**** Task material
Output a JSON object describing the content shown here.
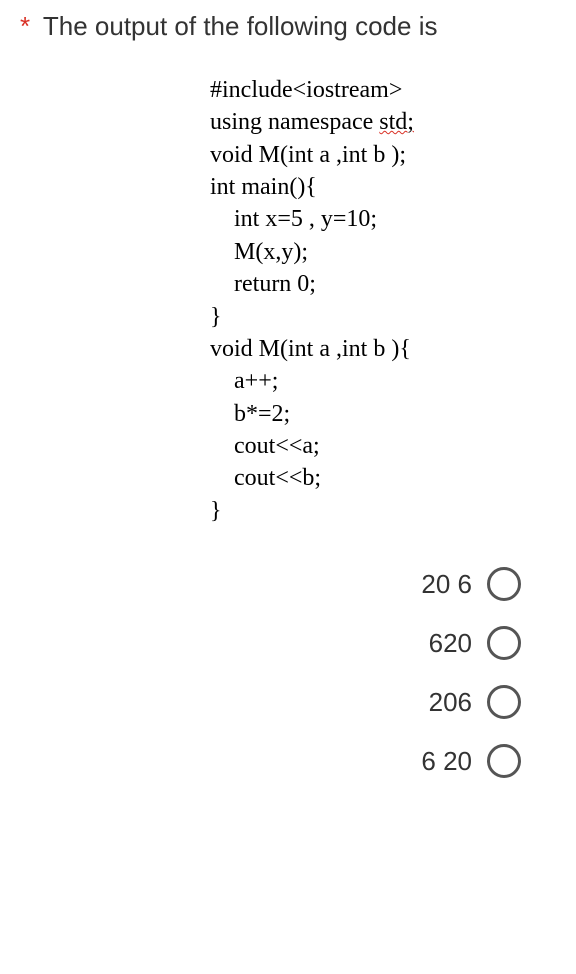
{
  "question": {
    "required_marker": "*",
    "text": "The output of the following code is"
  },
  "code": {
    "lines": [
      "#include<iostream>",
      "using namespace ",
      "void M(int a ,int b );",
      "int main(){",
      "    int x=5 , y=10;",
      "    M(x,y);",
      "    return 0;",
      "}",
      "void M(int a ,int b ){",
      "    a++;",
      "    b*=2;",
      "    cout<<a;",
      "    cout<<b;",
      "}"
    ],
    "std_token": "std;"
  },
  "options": [
    {
      "label": "20 6"
    },
    {
      "label": "620"
    },
    {
      "label": "206"
    },
    {
      "label": "6 20"
    }
  ]
}
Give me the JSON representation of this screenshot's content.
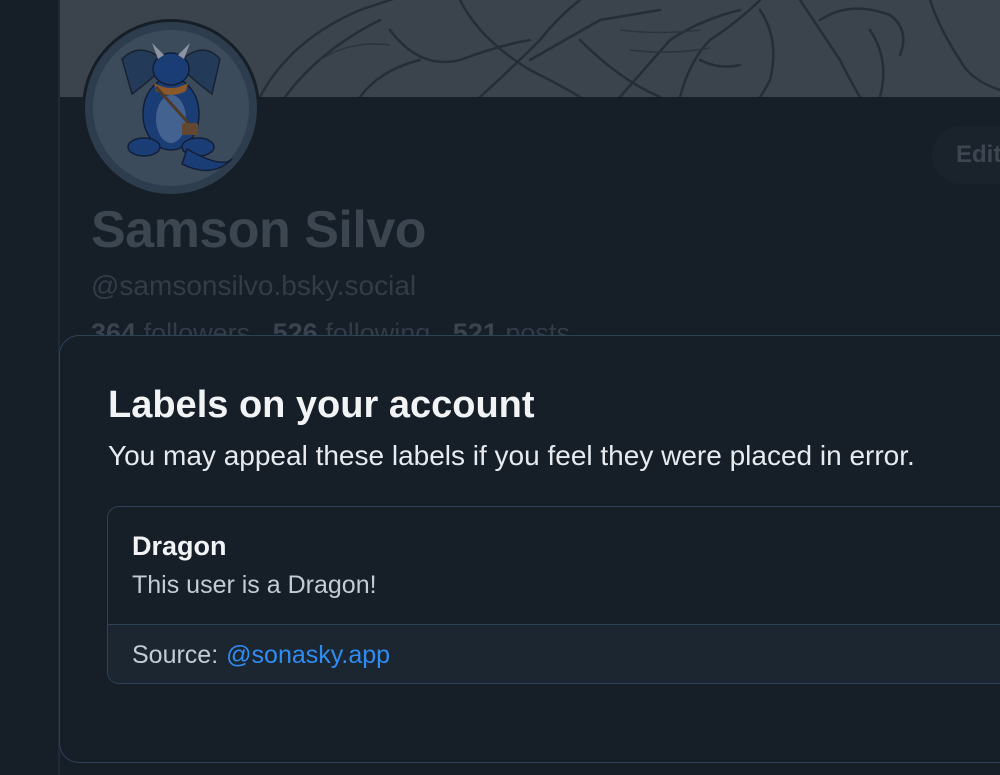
{
  "profile": {
    "name": "Samson Silvo",
    "handle": "@samsonsilvo.bsky.social",
    "followers_count": "364",
    "followers_label": "followers",
    "following_count": "526",
    "following_label": "following",
    "posts_count": "521",
    "posts_label": "posts",
    "edit_label": "Edit"
  },
  "modal": {
    "title": "Labels on your account",
    "subtitle": "You may appeal these labels if you feel they were placed in error.",
    "labels": [
      {
        "name": "Dragon",
        "description": "This user is a Dragon!",
        "source_prefix": "Source:",
        "source_handle": "@sonasky.app"
      }
    ]
  },
  "colors": {
    "background": "#161e27",
    "border": "#2e4158",
    "link": "#2f8cf2",
    "source_bg": "#1c2631"
  }
}
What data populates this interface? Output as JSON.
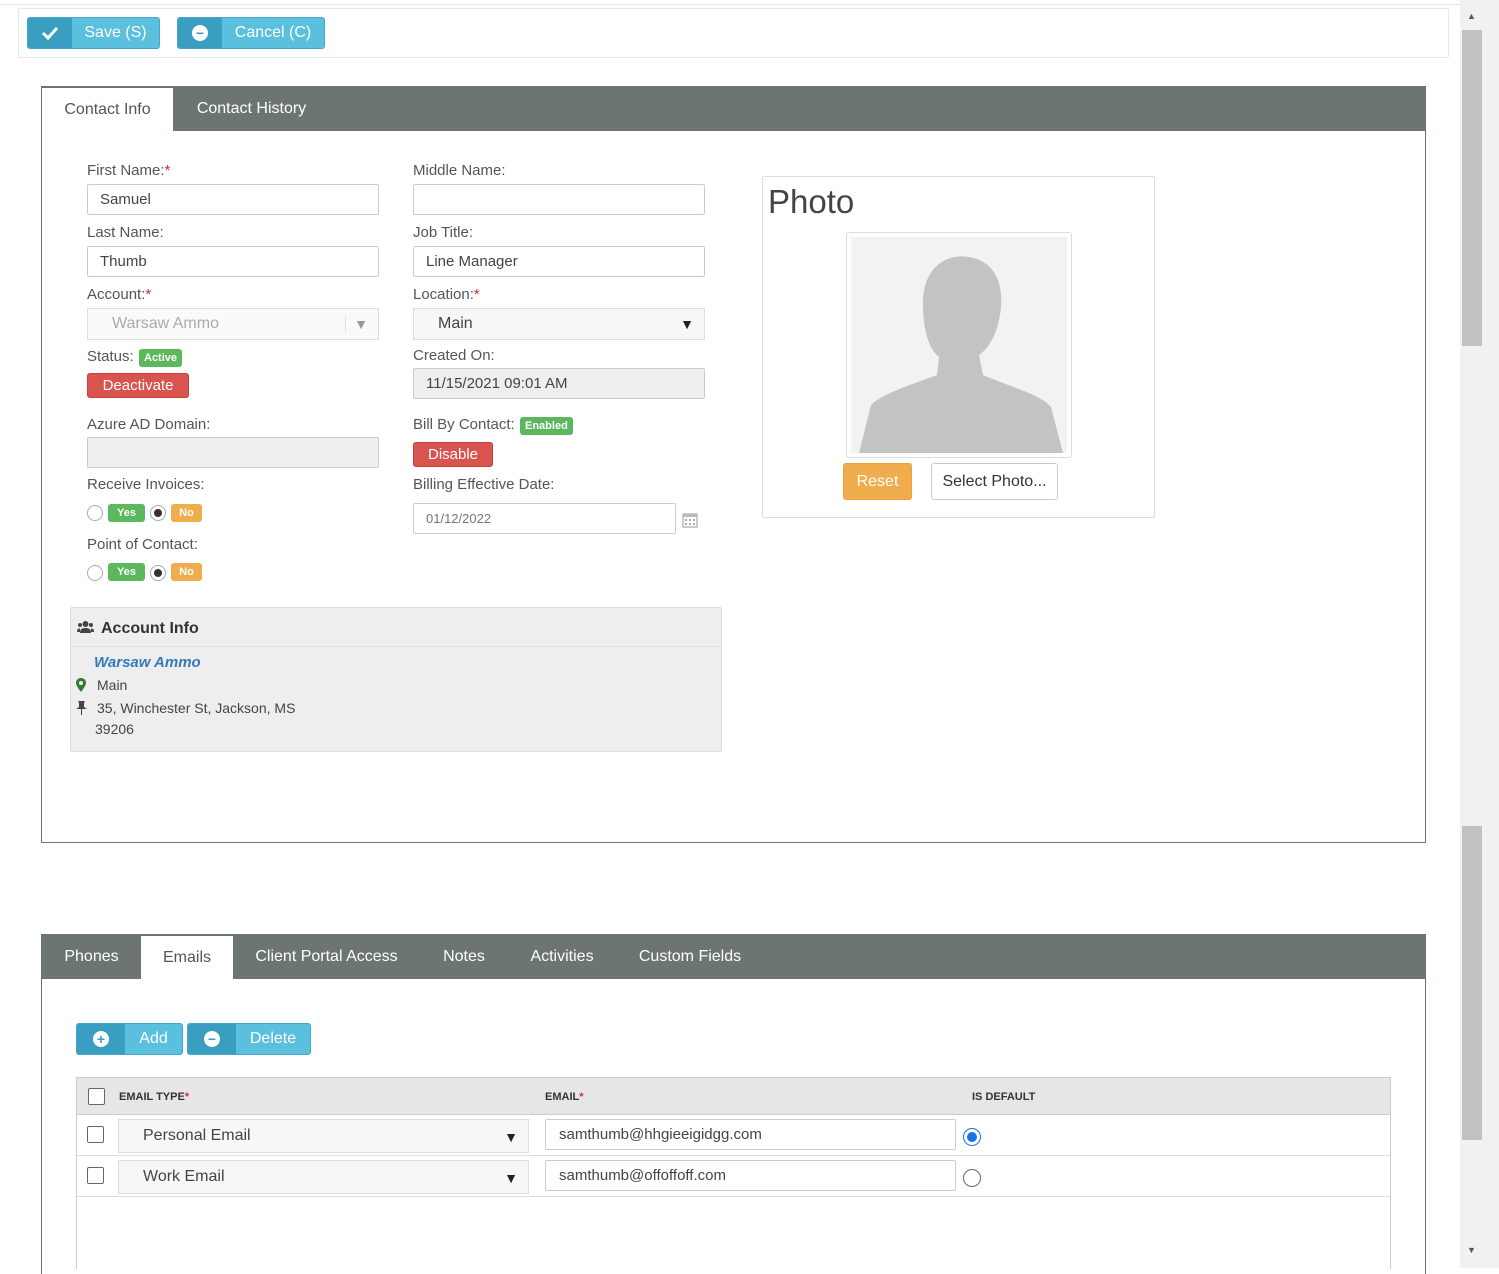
{
  "toolbar": {
    "save_label": "Save (S)",
    "cancel_label": "Cancel (C)"
  },
  "contact_tabs": {
    "tab1": "Contact Info",
    "tab2": "Contact History"
  },
  "form": {
    "first_name_label": "First Name:",
    "first_name": "Samuel",
    "middle_name_label": "Middle Name:",
    "middle_name": "",
    "last_name_label": "Last Name:",
    "last_name": "Thumb",
    "job_title_label": "Job Title:",
    "job_title": "Line Manager",
    "account_label": "Account:",
    "account": "Warsaw Ammo",
    "location_label": "Location:",
    "location": "Main",
    "status_label": "Status:",
    "status_badge": "Active",
    "deactivate_label": "Deactivate",
    "created_on_label": "Created On:",
    "created_on": "11/15/2021 09:01 AM",
    "azure_label": "Azure AD Domain:",
    "azure_value": "",
    "bill_by_contact_label": "Bill By Contact:",
    "bill_badge": "Enabled",
    "disable_label": "Disable",
    "receive_invoices_label": "Receive Invoices:",
    "billing_date_label": "Billing Effective Date:",
    "billing_date_placeholder": "01/12/2022",
    "point_of_contact_label": "Point of Contact:",
    "yes": "Yes",
    "no": "No",
    "req_mark": "*"
  },
  "photo": {
    "title": "Photo",
    "reset_label": "Reset",
    "select_label": "Select Photo..."
  },
  "account_info": {
    "title": "Account Info",
    "name": "Warsaw Ammo",
    "location": "Main",
    "address_line1": "35, Winchester St, Jackson, MS",
    "address_line2": "39206"
  },
  "detail_tabs": [
    "Phones",
    "Emails",
    "Client Portal Access",
    "Notes",
    "Activities",
    "Custom Fields"
  ],
  "emails": {
    "add_label": "Add",
    "delete_label": "Delete",
    "col_type": "EMAIL TYPE",
    "col_email": "EMAIL",
    "col_default": "IS DEFAULT",
    "rows": [
      {
        "type": "Personal Email",
        "email": "samthumb@hhgieeigidgg.com",
        "is_default": true
      },
      {
        "type": "Work Email",
        "email": "samthumb@offoffoff.com",
        "is_default": false
      }
    ]
  }
}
********
Work to do. Without the pictures, write out the whole listing above exactly as it appears.

Solution.
Output a JSON object describing the content shown here.
{
  "question": {
    "required_marker": "*",
    "text": "The output of the following code is"
  },
  "code": {
    "lines": [
      "#include<iostream>",
      "using namespace ",
      "void M(int a ,int b );",
      "int main(){",
      "    int x=5 , y=10;",
      "    M(x,y);",
      "    return 0;",
      "}",
      "void M(int a ,int b ){",
      "    a++;",
      "    b*=2;",
      "    cout<<a;",
      "    cout<<b;",
      "}"
    ],
    "std_token": "std;"
  },
  "options": [
    {
      "label": "20 6"
    },
    {
      "label": "620"
    },
    {
      "label": "206"
    },
    {
      "label": "6 20"
    }
  ]
}
Give me the JSON representation of this screenshot's content.
{
  "profile": {
    "name": "Samson Silvo",
    "handle": "@samsonsilvo.bsky.social",
    "followers_count": "364",
    "followers_label": "followers",
    "following_count": "526",
    "following_label": "following",
    "posts_count": "521",
    "posts_label": "posts",
    "edit_label": "Edit"
  },
  "modal": {
    "title": "Labels on your account",
    "subtitle": "You may appeal these labels if you feel they were placed in error.",
    "labels": [
      {
        "name": "Dragon",
        "description": "This user is a Dragon!",
        "source_prefix": "Source:",
        "source_handle": "@sonasky.app"
      }
    ]
  },
  "colors": {
    "background": "#161e27",
    "border": "#2e4158",
    "link": "#2f8cf2",
    "source_bg": "#1c2631"
  }
}
What data populates this interface? Output as JSON.
{
  "toolbar": {
    "save_label": "Save (S)",
    "cancel_label": "Cancel (C)"
  },
  "contact_tabs": {
    "tab1": "Contact Info",
    "tab2": "Contact History"
  },
  "form": {
    "first_name_label": "First Name:",
    "first_name": "Samuel",
    "middle_name_label": "Middle Name:",
    "middle_name": "",
    "last_name_label": "Last Name:",
    "last_name": "Thumb",
    "job_title_label": "Job Title:",
    "job_title": "Line Manager",
    "account_label": "Account:",
    "account": "Warsaw Ammo",
    "location_label": "Location:",
    "location": "Main",
    "status_label": "Status:",
    "status_badge": "Active",
    "deactivate_label": "Deactivate",
    "created_on_label": "Created On:",
    "created_on": "11/15/2021 09:01 AM",
    "azure_label": "Azure AD Domain:",
    "azure_value": "",
    "bill_by_contact_label": "Bill By Contact:",
    "bill_badge": "Enabled",
    "disable_label": "Disable",
    "receive_invoices_label": "Receive Invoices:",
    "billing_date_label": "Billing Effective Date:",
    "billing_date_placeholder": "01/12/2022",
    "point_of_contact_label": "Point of Contact:",
    "yes": "Yes",
    "no": "No",
    "req_mark": "*"
  },
  "photo": {
    "title": "Photo",
    "reset_label": "Reset",
    "select_label": "Select Photo..."
  },
  "account_info": {
    "title": "Account Info",
    "name": "Warsaw Ammo",
    "location": "Main",
    "address_line1": "35, Winchester St, Jackson, MS",
    "address_line2": "39206"
  },
  "detail_tabs": [
    "Phones",
    "Emails",
    "Client Portal Access",
    "Notes",
    "Activities",
    "Custom Fields"
  ],
  "emails": {
    "add_label": "Add",
    "delete_label": "Delete",
    "col_type": "EMAIL TYPE",
    "col_email": "EMAIL",
    "col_default": "IS DEFAULT",
    "rows": [
      {
        "type": "Personal Email",
        "email": "samthumb@hhgieeigidgg.com",
        "is_default": true
      },
      {
        "type": "Work Email",
        "email": "samthumb@offoffoff.com",
        "is_default": false
      }
    ]
  }
}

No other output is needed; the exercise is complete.